╭─ Supplied data

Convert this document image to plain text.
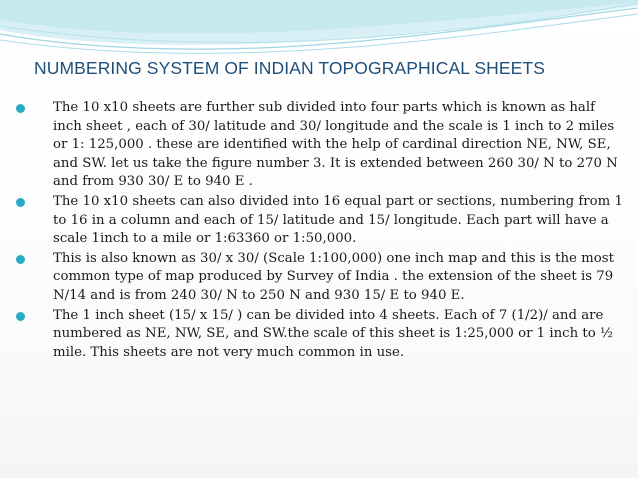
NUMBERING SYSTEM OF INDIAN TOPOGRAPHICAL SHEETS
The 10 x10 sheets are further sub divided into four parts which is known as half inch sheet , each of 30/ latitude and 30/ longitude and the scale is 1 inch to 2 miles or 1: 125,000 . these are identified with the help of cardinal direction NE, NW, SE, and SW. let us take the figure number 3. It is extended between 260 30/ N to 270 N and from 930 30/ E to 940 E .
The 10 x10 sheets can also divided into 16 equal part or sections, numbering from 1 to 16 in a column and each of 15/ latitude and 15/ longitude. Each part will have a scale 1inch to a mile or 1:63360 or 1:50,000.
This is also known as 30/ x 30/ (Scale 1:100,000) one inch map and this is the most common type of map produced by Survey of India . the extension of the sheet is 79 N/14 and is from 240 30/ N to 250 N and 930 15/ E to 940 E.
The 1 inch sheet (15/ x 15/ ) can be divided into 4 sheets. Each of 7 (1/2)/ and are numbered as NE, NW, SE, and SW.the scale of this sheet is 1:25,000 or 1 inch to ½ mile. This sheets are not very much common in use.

╰─

• Objective
Each record should be quoted exactly, with the images omitted.

• In response
Convert this document image to plain text.
NUMBERING SYSTEM OF INDIAN TOPOGRAPHICAL SHEETS
The 10 x10 sheets are further sub divided into four parts which is known as half inch sheet , each of 30/ latitude and 30/ longitude and the scale is 1 inch to 2 miles or 1: 125,000 . these are identified with the help of cardinal direction NE, NW, SE, and SW. let us take the figure number 3. It is extended between 260 30/ N to 270 N and from 930 30/ E to 940 E .
The 10 x10 sheets can also divided into 16 equal part or sections, numbering from 1 to 16 in a column and each of 15/ latitude and 15/ longitude. Each part will have a scale 1inch to a mile or 1:63360 or 1:50,000.
This is also known as 30/ x 30/ (Scale 1:100,000) one inch map and this is the most common type of map produced by Survey of India . the extension of the sheet is 79 N/14 and is from 240 30/ N to 250 N and 930 15/ E to 940 E.
The 1 inch sheet (15/ x 15/ ) can be divided into 4 sheets. Each of 7 (1/2)/ and are numbered as NE, NW, SE, and SW.the scale of this sheet is 1:25,000 or 1 inch to ½ mile. This sheets are not very much common in use.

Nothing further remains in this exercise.